- The exercise
All lines below must be repeated exactly, with the pictures omitted.
##############################
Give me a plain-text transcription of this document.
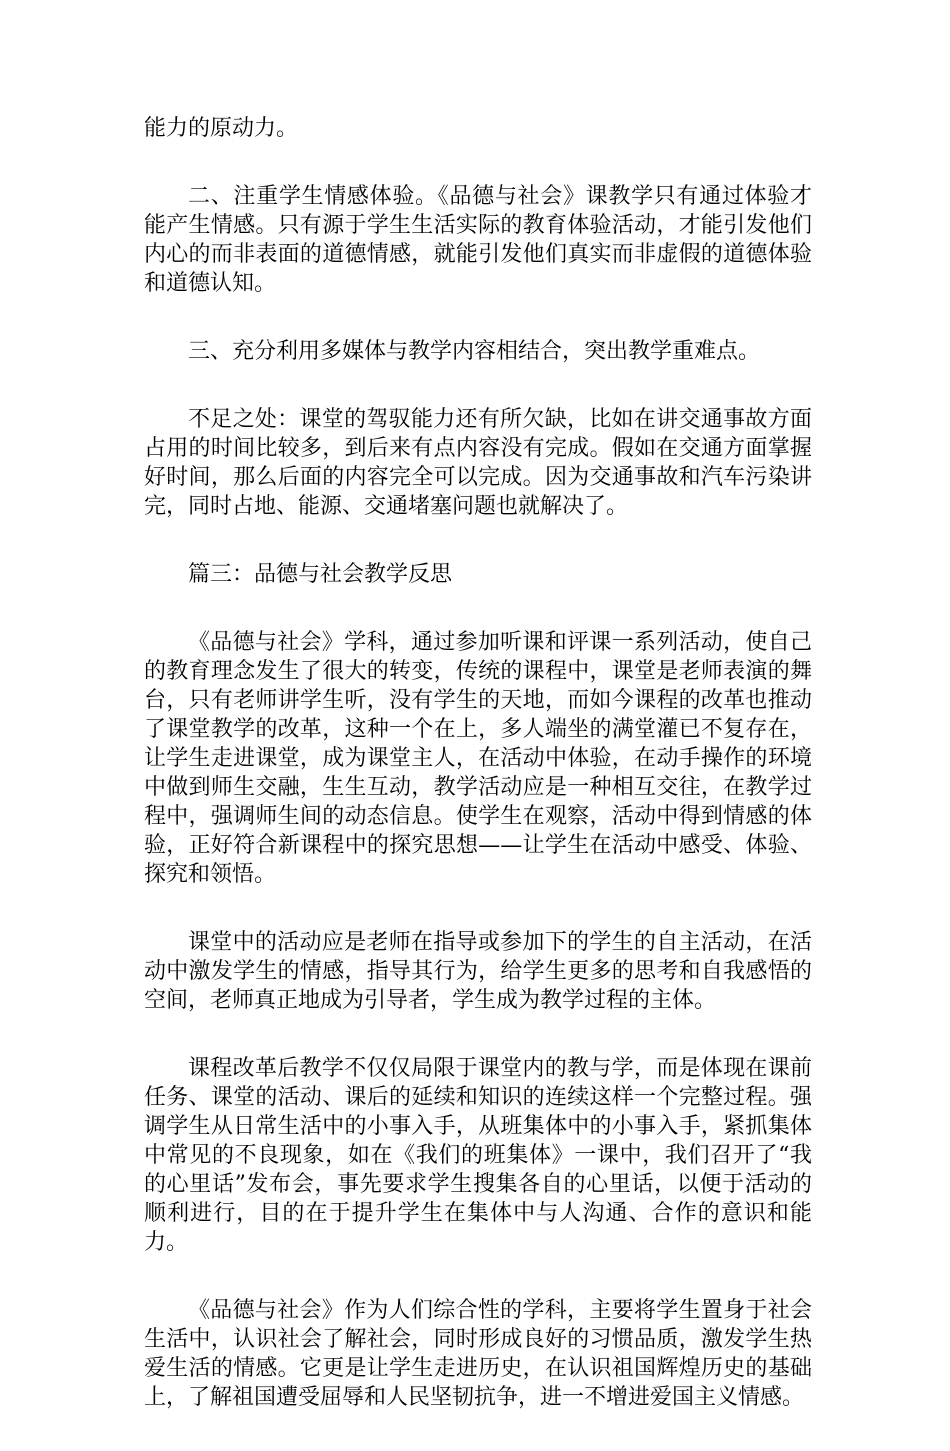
能力的原动力。

二、注重学生情感体验。《品德与社会》课教学只有通过体验才能产生情感。只有源于学生生活实际的教育体验活动，才能引发他们内心的而非表面的道德情感，就能引发他们真实而非虚假的道德体验和道德认知。

三、充分利用多媒体与教学内容相结合，突出教学重难点。

不足之处：课堂的驾驭能力还有所欠缺，比如在讲交通事故方面占用的时间比较多，到后来有点内容没有完成。假如在交通方面掌握好时间，那么后面的内容完全可以完成。因为交通事故和汽车污染讲完，同时占地、能源、交通堵塞问题也就解决了。

篇三：品德与社会教学反思

《品德与社会》学科，通过参加听课和评课一系列活动，使自己的教育理念发生了很大的转变，传统的课程中，课堂是老师表演的舞台，只有老师讲学生听，没有学生的天地，而如今课程的改革也推动了课堂教学的改革，这种一个在上，多人端坐的满堂灌已不复存在，让学生走进课堂，成为课堂主人，在活动中体验，在动手操作的环境中做到师生交融，生生互动，教学活动应是一种相互交往，在教学过程中，强调师生间的动态信息。使学生在观察，活动中得到情感的体验，正好符合新课程中的探究思想——让学生在活动中感受、体验、探究和领悟。

课堂中的活动应是老师在指导或参加下的学生的自主活动，在活动中激发学生的情感，指导其行为，给学生更多的思考和自我感悟的空间，老师真正地成为引导者，学生成为教学过程的主体。

课程改革后教学不仅仅局限于课堂内的教与学，而是体现在课前任务、课堂的活动、课后的延续和知识的连续这样一个完整过程。强调学生从日常生活中的小事入手，从班集体中的小事入手，紧抓集体中常见的不良现象，如在《我们的班集体》一课中，我们召开了“我的心里话”发布会，事先要求学生搜集各自的心里话，以便于活动的顺利进行，目的在于提升学生在集体中与人沟通、合作的意识和能力。

《品德与社会》作为人们综合性的学科，主要将学生置身于社会生活中，认识社会了解社会，同时形成良好的习惯品质，激发学生热爱生活的情感。它更是让学生走进历史，在认识祖国辉煌历史的基础上，了解祖国遭受屈辱和人民坚韧抗争，进一不增进爱国主义情感。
##############################
- Completed exercise
Give me a plain-text transcription of this document.
能力的原动力。

二、注重学生情感体验。《品德与社会》课教学只有通过体验才能产生情感。只有源于学生生活实际的教育体验活动，才能引发他们内心的而非表面的道德情感，就能引发他们真实而非虚假的道德体验和道德认知。

三、充分利用多媒体与教学内容相结合，突出教学重难点。

不足之处：课堂的驾驭能力还有所欠缺，比如在讲交通事故方面占用的时间比较多，到后来有点内容没有完成。假如在交通方面掌握好时间，那么后面的内容完全可以完成。因为交通事故和汽车污染讲完，同时占地、能源、交通堵塞问题也就解决了。

篇三：品德与社会教学反思

《品德与社会》学科，通过参加听课和评课一系列活动，使自己的教育理念发生了很大的转变，传统的课程中，课堂是老师表演的舞台，只有老师讲学生听，没有学生的天地，而如今课程的改革也推动了课堂教学的改革，这种一个在上，多人端坐的满堂灌已不复存在，让学生走进课堂，成为课堂主人，在活动中体验，在动手操作的环境中做到师生交融，生生互动，教学活动应是一种相互交往，在教学过程中，强调师生间的动态信息。使学生在观察，活动中得到情感的体验，正好符合新课程中的探究思想——让学生在活动中感受、体验、探究和领悟。

课堂中的活动应是老师在指导或参加下的学生的自主活动，在活动中激发学生的情感，指导其行为，给学生更多的思考和自我感悟的空间，老师真正地成为引导者，学生成为教学过程的主体。

课程改革后教学不仅仅局限于课堂内的教与学，而是体现在课前任务、课堂的活动、课后的延续和知识的连续这样一个完整过程。强调学生从日常生活中的小事入手，从班集体中的小事入手，紧抓集体中常见的不良现象，如在《我们的班集体》一课中，我们召开了“我的心里话”发布会，事先要求学生搜集各自的心里话，以便于活动的顺利进行，目的在于提升学生在集体中与人沟通、合作的意识和能力。

《品德与社会》作为人们综合性的学科，主要将学生置身于社会生活中，认识社会了解社会，同时形成良好的习惯品质，激发学生热爱生活的情感。它更是让学生走进历史，在认识祖国辉煌历史的基础上，了解祖国遭受屈辱和人民坚韧抗争，进一不增进爱国主义情感。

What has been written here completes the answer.